EXERCISE DIRECTIONS → Below are some records; work out how many of their lines contain "control" and give the number only.

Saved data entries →
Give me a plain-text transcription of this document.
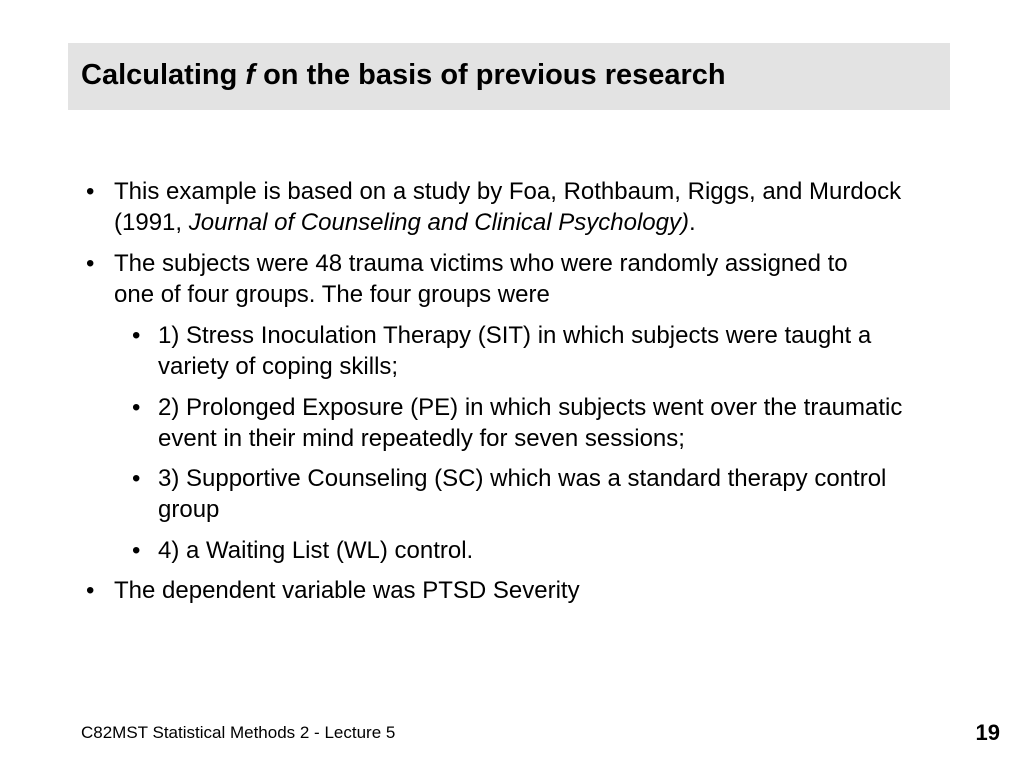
Calculating f on the basis of previous research

• This example is based on a study by Foa, Rothbaum, Riggs, and Murdock (1991, Journal of Counseling and Clinical Psychology).

• The subjects were 48 trauma victims who were randomly assigned to one of four groups. The four groups were

• 1) Stress Inoculation Therapy (SIT) in which subjects were taught a variety of coping skills;

• 2) Prolonged Exposure (PE) in which subjects went over the traumatic event in their mind repeatedly for seven sessions;

• 3) Supportive Counseling (SC) which was a standard therapy control group

• 4) a Waiting List (WL) control.

• The dependent variable was PTSD Severity

C82MST Statistical Methods 2 - Lecture 5	19
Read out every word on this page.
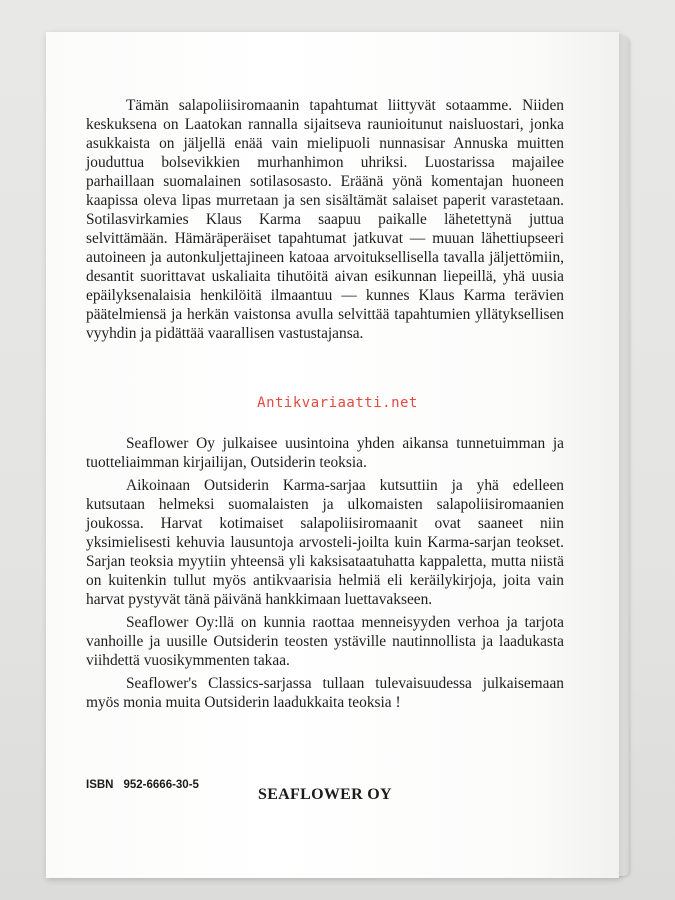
Tämän salapoliisiromaanin tapahtumat liittyvät sotaamme. Niiden keskuksena on Laatokan rannalla sijaitseva raunioitunut naisluostari, jonka asukkaista on jäljellä enää vain mielipuoli nunnasisar Annuska muitten jouduttua bolsevikkien murhanhimon uhriksi. Luostarissa majailee parhaillaan suomalainen sotilasosasto. Eräänä yönä komentajan huoneen kaapissa oleva lipas murretaan ja sen sisältämät salaiset paperit varastetaan. Sotilasvirkamies Klaus Karma saapuu paikalle lähetettynä juttua selvittämään. Hämäräperäiset tapahtumat jatkuvat — muuan lähettiupseeri autoineen ja autonkuljettajineen katoaa arvoituksellisella tavalla jäljettömiin, desantit suorittavat uskaliaita tihutöitä aivan esikunnan liepeillä, yhä uusia epäilyksenalaisia henkilöitä ilmaantuu — kunnes Klaus Karma terävien päätelmiensä ja herkän vaistonsa avulla selvittää tapahtumien yllätyksellisen vyyhdin ja pidättää vaarallisen vastustajansa.

Antikvariaatti.net

Seaflower Oy julkaisee uusintoina yhden aikansa tunnetuimman ja tuotteliaimman kirjailijan, Outsiderin teoksia.

Aikoinaan Outsiderin Karma-sarjaa kutsuttiin ja yhä edelleen kutsutaan helmeksi suomalaisten ja ulkomaisten salapoliisiromaanien joukossa. Harvat kotimaiset salapoliisiromaanit ovat saaneet niin yksimielisesti kehuvia lausuntoja arvosteli-joilta kuin Karma-sarjan teokset. Sarjan teoksia myytiin yhteensä yli kaksisataatuhatta kappaletta, mutta niistä on kuitenkin tullut myös antikvaarisia helmiä eli keräilykirjoja, joita vain harvat pystyvät tänä päivänä hankkimaan luettavakseen.

Seaflower Oy:llä on kunnia raottaa menneisyyden verhoa ja tarjota vanhoille ja uusille Outsiderin teosten ystäville nautinnollista ja laadukasta viihdettä vuosikymmenten takaa.

Seaflower's Classics-sarjassa tullaan tulevaisuudessa julkaisemaan myös monia muita Outsiderin laadukkaita teoksia !

ISBN 952-6666-30-5
SEAFLOWER OY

SOLUTION → 2